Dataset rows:
______

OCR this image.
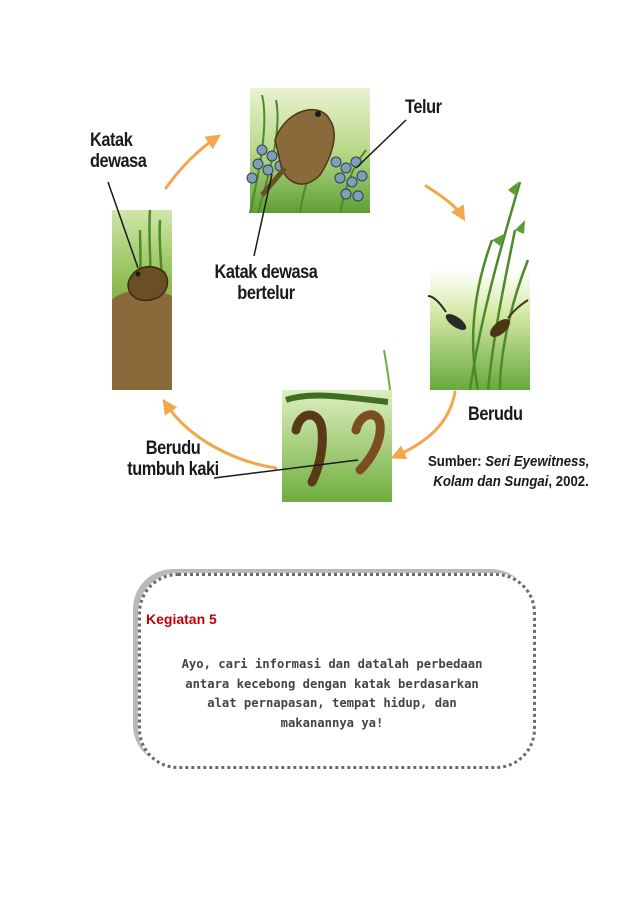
Katak
dewasa
Telur
Katak dewasa
bertelur
Berudu
Berudu
tumbuh kaki	Sumber: Seri Eyewitness,
Kolam dan Sungai, 2002.
Kegiatan 5
Ayo, cari informasi dan datalah perbedaan
antara kecebong dengan katak berdasarkan
alat pernapasan, tempat hidup, dan
makanannya ya!
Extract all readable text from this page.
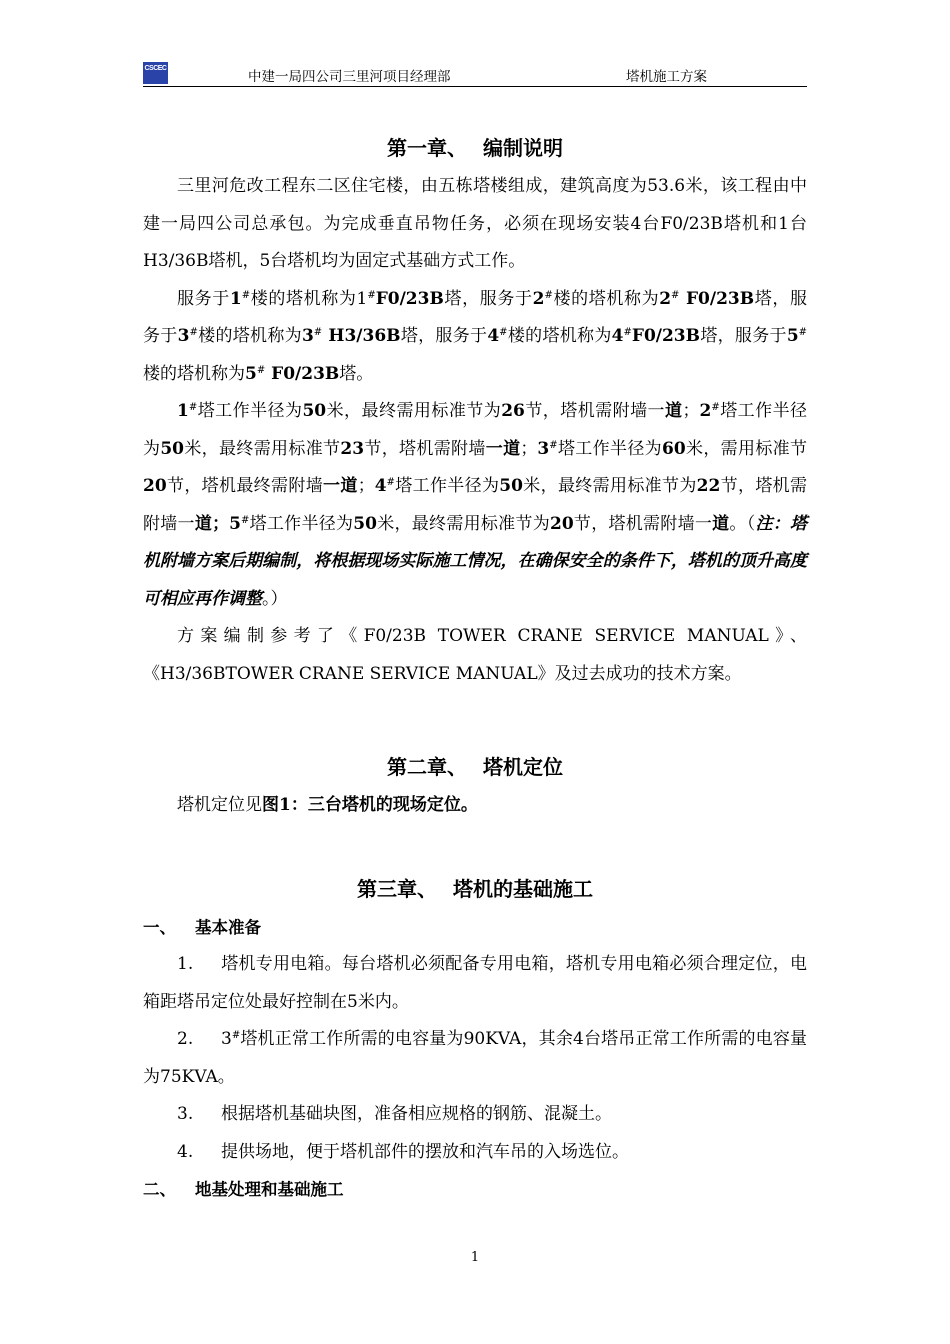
CSCEC
中建一局四公司三里河项目经理部	塔机施工方案
第一章、 编制说明

三里河危改工程东二区住宅楼，由五栋塔楼组成，建筑高度为53.6米，该工程由中建一局四公司总承包。为完成垂直吊物任务，必须在现场安装4台F0/23B塔机和1台H3/36B塔机，5台塔机均为固定式基础方式工作。

服务于1#楼的塔机称为1#F0/23B塔，服务于2#楼的塔机称为2# F0/23B塔，服务于3#楼的塔机称为3# H3/36B塔，服务于4#楼的塔机称为4#F0/23B塔，服务于5#楼的塔机称为5# F0/23B塔。

1#塔工作半径为50米，最终需用标准节为26节，塔机需附墙一道；2#塔工作半径为50米，最终需用标准节23节，塔机需附墙一道；3#塔工作半径为60米，需用标准节20节，塔机最终需附墙一道；4#塔工作半径为50米，最终需用标准节为22节，塔机需附墙一道；5#塔工作半径为50米，最终需用标准节为20节，塔机需附墙一道。（注：塔机附墙方案后期编制，将根据现场实际施工情况，在确保安全的条件下，塔机的顶升高度可相应再作调整。）

方案编制参考了《F0/23B TOWER CRANE SERVICE MANUAL》、《H3/36BTOWER CRANE SERVICE MANUAL》及过去成功的技术方案。

第二章、 塔机定位

塔机定位见图1：三台塔机的现场定位。

第三章、 塔机的基础施工
一、 基本准备

1. 塔机专用电箱。每台塔机必须配备专用电箱，塔机专用电箱必须合理定位，电箱距塔吊定位处最好控制在5米内。

2. 3#塔机正常工作所需的电容量为90KVA，其余4台塔吊正常工作所需的电容量为75KVA。

3. 根据塔机基础块图，准备相应规格的钢筋、混凝土。

4. 提供场地，便于塔机部件的摆放和汽车吊的入场选位。

二、 地基处理和基础施工
1
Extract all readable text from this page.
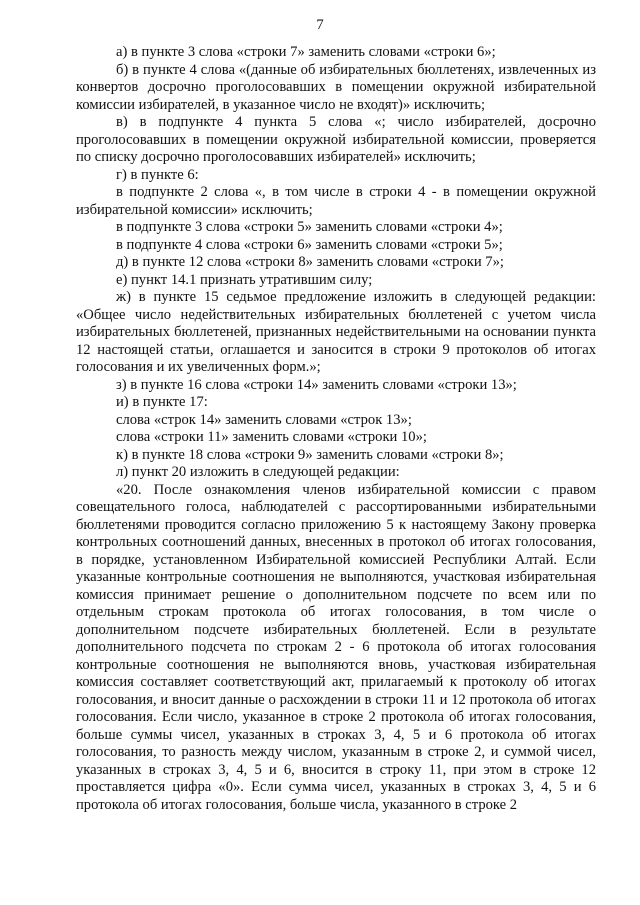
7

а) в пункте 3 слова «строки 7» заменить словами «строки 6»;

б) в пункте 4 слова «(данные об избирательных бюллетенях, извлеченных из конвертов досрочно проголосовавших в помещении окружной избирательной комиссии избирателей, в указанное число не входят)» исключить;

в) в подпункте 4 пункта 5 слова «; число избирателей, досрочно проголосовавших в помещении окружной избирательной комиссии, проверяется по списку досрочно проголосовавших избирателей» исключить;

г) в пункте 6:

в подпункте 2 слова «, в том числе в строки 4 - в помещении окружной избирательной комиссии» исключить;

в подпункте 3 слова «строки 5» заменить словами «строки 4»;

в подпункте 4 слова «строки 6» заменить словами «строки 5»;

д) в пункте 12 слова «строки 8» заменить словами «строки 7»;

е) пункт 14.1 признать утратившим силу;

ж) в пункте 15 седьмое предложение изложить в следующей редакции: «Общее число недействительных избирательных бюллетеней с учетом числа избирательных бюллетеней, признанных недействительными на основании пункта 12 настоящей статьи, оглашается и заносится в строки 9 протоколов об итогах голосования и их увеличенных форм.»;

з) в пункте 16 слова «строки 14» заменить словами «строки 13»;

и) в пункте 17:

слова «строк 14» заменить словами «строк 13»;

слова «строки 11» заменить словами «строки 10»;

к) в пункте 18 слова «строки 9» заменить словами «строки 8»;

л) пункт 20 изложить в следующей редакции:

«20. После ознакомления членов избирательной комиссии с правом совещательного голоса, наблюдателей с рассортированными избирательными бюллетенями проводится согласно приложению 5 к настоящему Закону проверка контрольных соотношений данных, внесенных в протокол об итогах голосования, в порядке, установленном Избирательной комиссией Республики Алтай. Если указанные контрольные соотношения не выполняются, участковая избирательная комиссия принимает решение о дополнительном подсчете по всем или по отдельным строкам протокола об итогах голосования, в том числе о дополнительном подсчете избирательных бюллетеней. Если в результате дополнительного подсчета по строкам 2 - 6 протокола об итогах голосования контрольные соотношения не выполняются вновь, участковая избирательная комиссия составляет соответствующий акт, прилагаемый к протоколу об итогах голосования, и вносит данные о расхождении в строки 11 и 12 протокола об итогах голосования. Если число, указанное в строке 2 протокола об итогах голосования, больше суммы чисел, указанных в строках 3, 4, 5 и 6 протокола об итогах голосования, то разность между числом, указанным в строке 2, и суммой чисел, указанных в строках 3, 4, 5 и 6, вносится в строку 11, при этом в строке 12 проставляется цифра «0». Если сумма чисел, указанных в строках 3, 4, 5 и 6 протокола об итогах голосования, больше числа, указанного в строке 2
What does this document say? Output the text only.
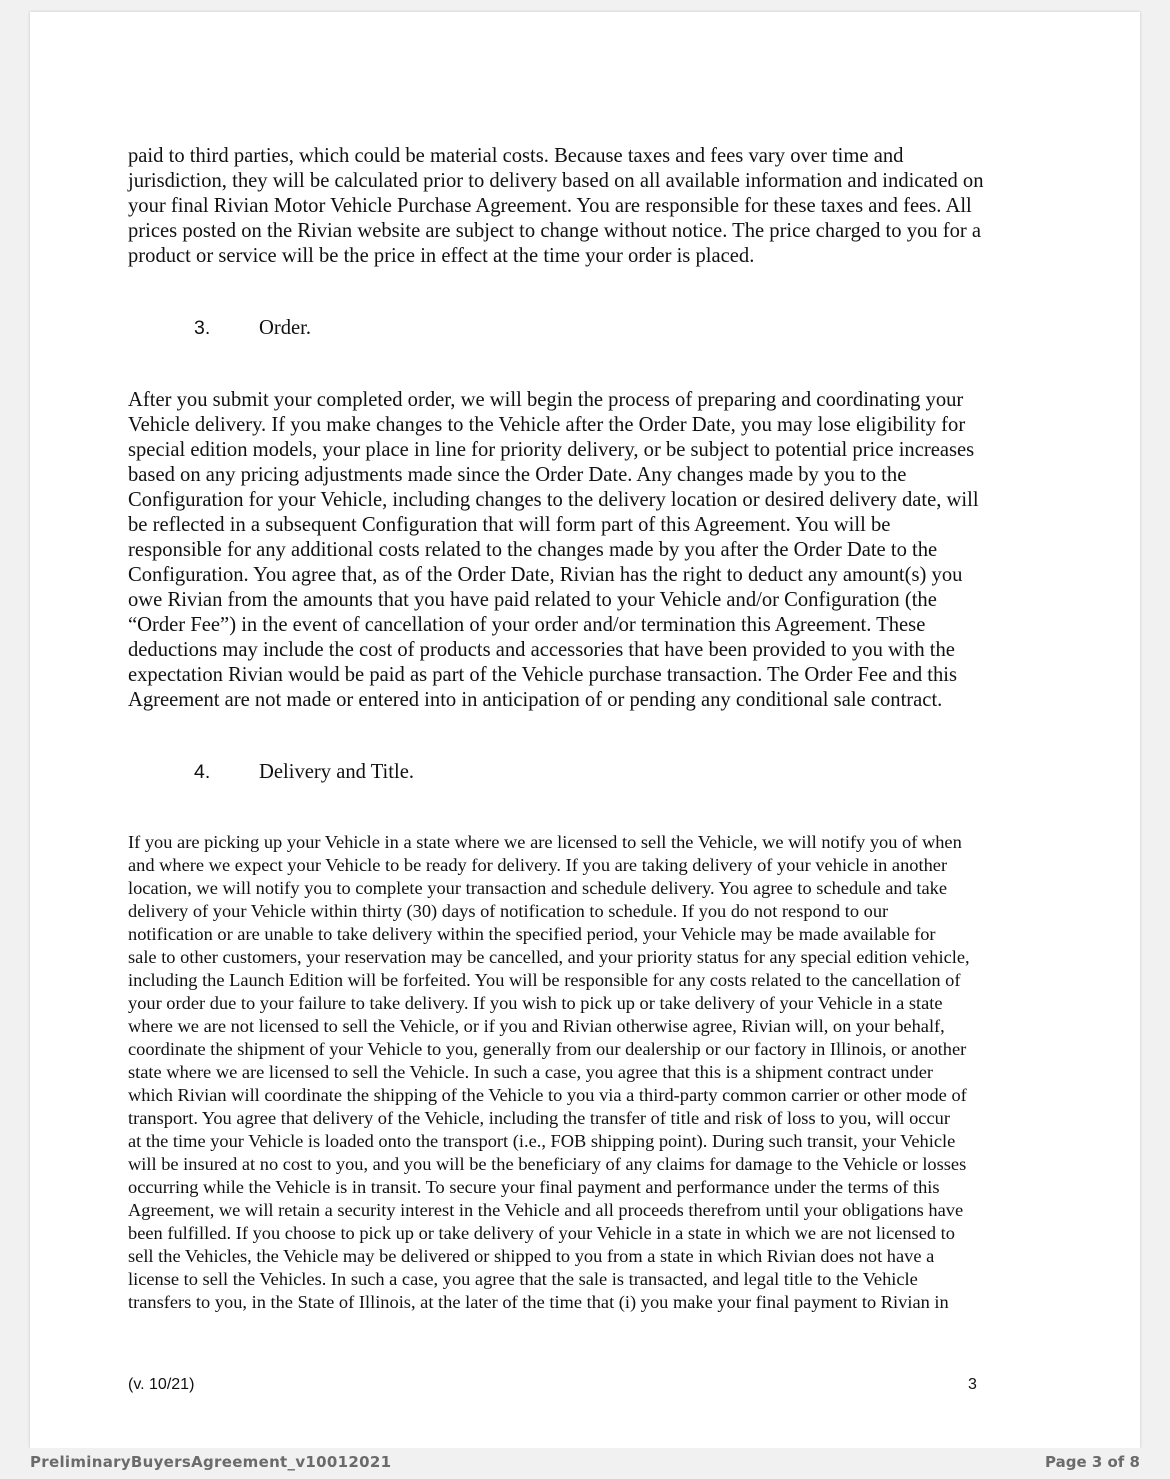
paid to third parties, which could be material costs. Because taxes and fees vary over time and
jurisdiction, they will be calculated prior to delivery based on all available information and indicated on
your final Rivian Motor Vehicle Purchase Agreement. You are responsible for these taxes and fees. All
prices posted on the Rivian website are subject to change without notice. The price charged to you for a
product or service will be the price in effect at the time your order is placed.

3. Order.

After you submit your completed order, we will begin the process of preparing and coordinating your
Vehicle delivery. If you make changes to the Vehicle after the Order Date, you may lose eligibility for
special edition models, your place in line for priority delivery, or be subject to potential price increases
based on any pricing adjustments made since the Order Date. Any changes made by you to the
Configuration for your Vehicle, including changes to the delivery location or desired delivery date, will
be reflected in a subsequent Configuration that will form part of this Agreement. You will be
responsible for any additional costs related to the changes made by you after the Order Date to the
Configuration. You agree that, as of the Order Date, Rivian has the right to deduct any amount(s) you
owe Rivian from the amounts that you have paid related to your Vehicle and/or Configuration (the
“Order Fee”) in the event of cancellation of your order and/or termination this Agreement. These
deductions may include the cost of products and accessories that have been provided to you with the
expectation Rivian would be paid as part of the Vehicle purchase transaction. The Order Fee and this
Agreement are not made or entered into in anticipation of or pending any conditional sale contract.

4. Delivery and Title.

If you are picking up your Vehicle in a state where we are licensed to sell the Vehicle, we will notify you of when
and where we expect your Vehicle to be ready for delivery. If you are taking delivery of your vehicle in another
location, we will notify you to complete your transaction and schedule delivery. You agree to schedule and take
delivery of your Vehicle within thirty (30) days of notification to schedule. If you do not respond to our
notification or are unable to take delivery within the specified period, your Vehicle may be made available for
sale to other customers, your reservation may be cancelled, and your priority status for any special edition vehicle,
including the Launch Edition will be forfeited. You will be responsible for any costs related to the cancellation of
your order due to your failure to take delivery. If you wish to pick up or take delivery of your Vehicle in a state
where we are not licensed to sell the Vehicle, or if you and Rivian otherwise agree, Rivian will, on your behalf,
coordinate the shipment of your Vehicle to you, generally from our dealership or our factory in Illinois, or another
state where we are licensed to sell the Vehicle. In such a case, you agree that this is a shipment contract under
which Rivian will coordinate the shipping of the Vehicle to you via a third-party common carrier or other mode of
transport. You agree that delivery of the Vehicle, including the transfer of title and risk of loss to you, will occur
at the time your Vehicle is loaded onto the transport (i.e., FOB shipping point). During such transit, your Vehicle
will be insured at no cost to you, and you will be the beneficiary of any claims for damage to the Vehicle or losses
occurring while the Vehicle is in transit. To secure your final payment and performance under the terms of this
Agreement, we will retain a security interest in the Vehicle and all proceeds therefrom until your obligations have
been fulfilled. If you choose to pick up or take delivery of your Vehicle in a state in which we are not licensed to
sell the Vehicles, the Vehicle may be delivered or shipped to you from a state in which Rivian does not have a
license to sell the Vehicles. In such a case, you agree that the sale is transacted, and legal title to the Vehicle
transfers to you, in the State of Illinois, at the later of the time that (i) you make your final payment to Rivian in

(v. 10/21)	3
PreliminaryBuyersAgreement_v10012021	Page 3 of 8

______

Across the records above, count the lines holding "notify" and reply with that number alone.

2